(Records to use):
>> start
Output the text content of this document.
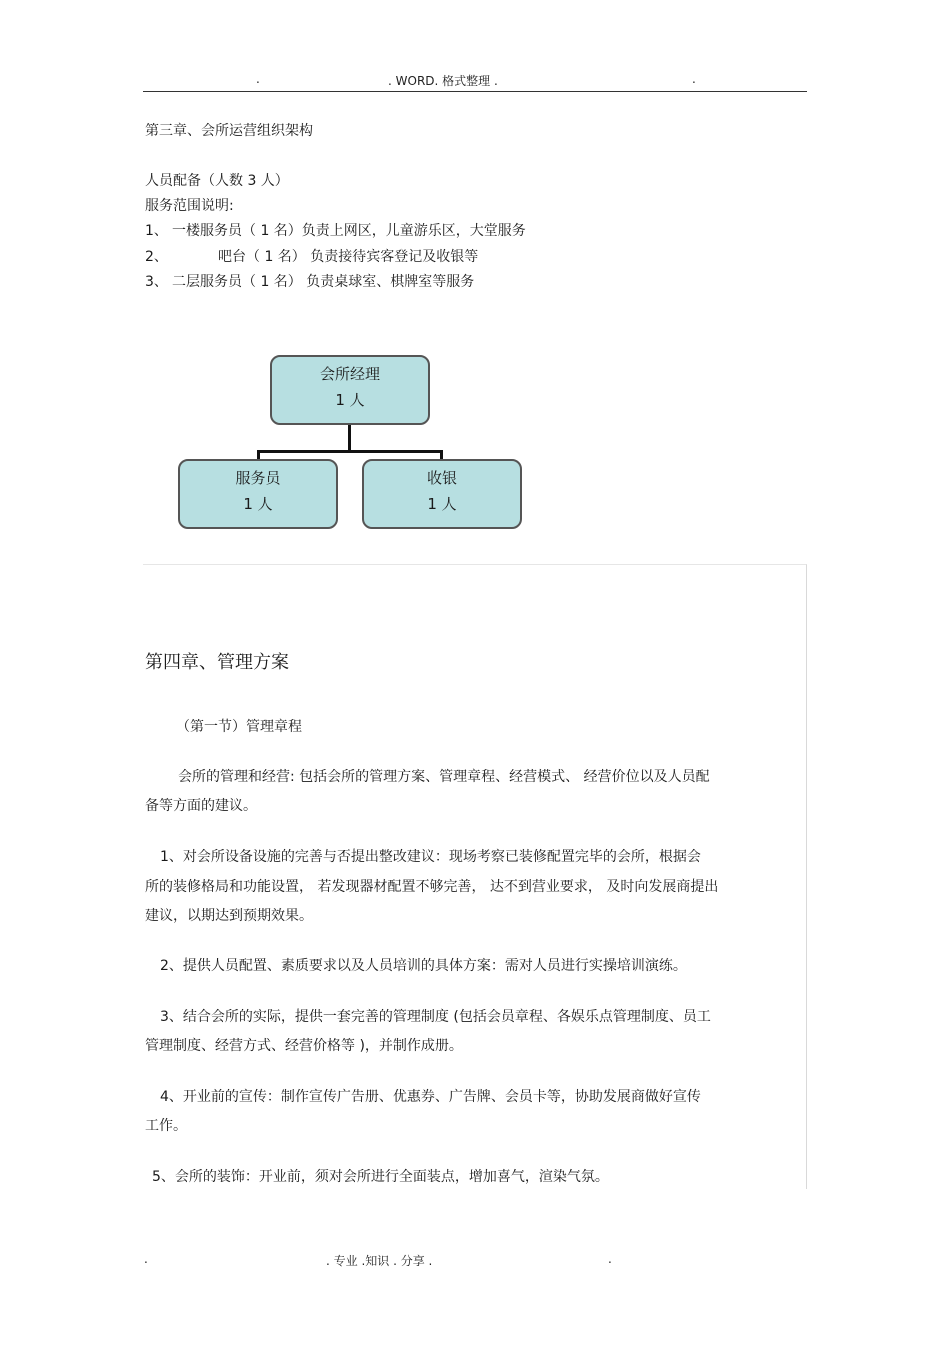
.	. WORD. 格式整理 .	.
第三章、会所运营组织架构
人员配备（人数 3 人）
服务范围说明:
1、 一楼服务员（ 1 名）负责上网区，儿童游乐区，大堂服务
2、	吧台（ 1 名） 负责接待宾客登记及收银等
3、 二层服务员（ 1 名） 负责桌球室、棋牌室等服务
会所经理
1 人
服务员
1 人
收银
1 人
第四章、管理方案
（第一节）管理章程
会所的管理和经营: 包括会所的管理方案、管理章程、经营模式、 经营价位以及人员配
备等方面的建议。
1、对会所设备设施的完善与否提出整改建议：现场考察已装修配置完毕的会所，根据会
所的装修格局和功能设置， 若发现器材配置不够完善， 达不到营业要求， 及时向发展商提出
建议，以期达到预期效果。
2、提供人员配置、素质要求以及人员培训的具体方案：需对人员进行实操培训演练。
3、结合会所的实际，提供一套完善的管理制度 (包括会员章程、各娱乐点管理制度、员工
管理制度、经营方式、经营价格等 )，并制作成册。
4、开业前的宣传：制作宣传广告册、优惠券、广告牌、会员卡等，协助发展商做好宣传
工作。
5、会所的装饰：开业前，须对会所进行全面装点，增加喜气，渲染气氛。
.	. 专业 .知识 . 分享 .	.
>> end
(Directions for this task): Restate the whole listing above exactly, except for its images.

(Solution to the problem):
Output the text content of this document.
.	. WORD. 格式整理 .	.
第三章、会所运营组织架构
人员配备（人数 3 人）
服务范围说明:
1、 一楼服务员（ 1 名）负责上网区，儿童游乐区，大堂服务
2、	吧台（ 1 名） 负责接待宾客登记及收银等
3、 二层服务员（ 1 名） 负责桌球室、棋牌室等服务
会所经理
1 人
服务员
1 人
收银
1 人
第四章、管理方案
（第一节）管理章程
会所的管理和经营: 包括会所的管理方案、管理章程、经营模式、 经营价位以及人员配
备等方面的建议。
1、对会所设备设施的完善与否提出整改建议：现场考察已装修配置完毕的会所，根据会
所的装修格局和功能设置， 若发现器材配置不够完善， 达不到营业要求， 及时向发展商提出
建议，以期达到预期效果。
2、提供人员配置、素质要求以及人员培训的具体方案：需对人员进行实操培训演练。
3、结合会所的实际，提供一套完善的管理制度 (包括会员章程、各娱乐点管理制度、员工
管理制度、经营方式、经营价格等 )，并制作成册。
4、开业前的宣传：制作宣传广告册、优惠券、广告牌、会员卡等，协助发展商做好宣传
工作。
5、会所的装饰：开业前，须对会所进行全面装点，增加喜气，渲染气氛。
.	. 专业 .知识 . 分享 .	.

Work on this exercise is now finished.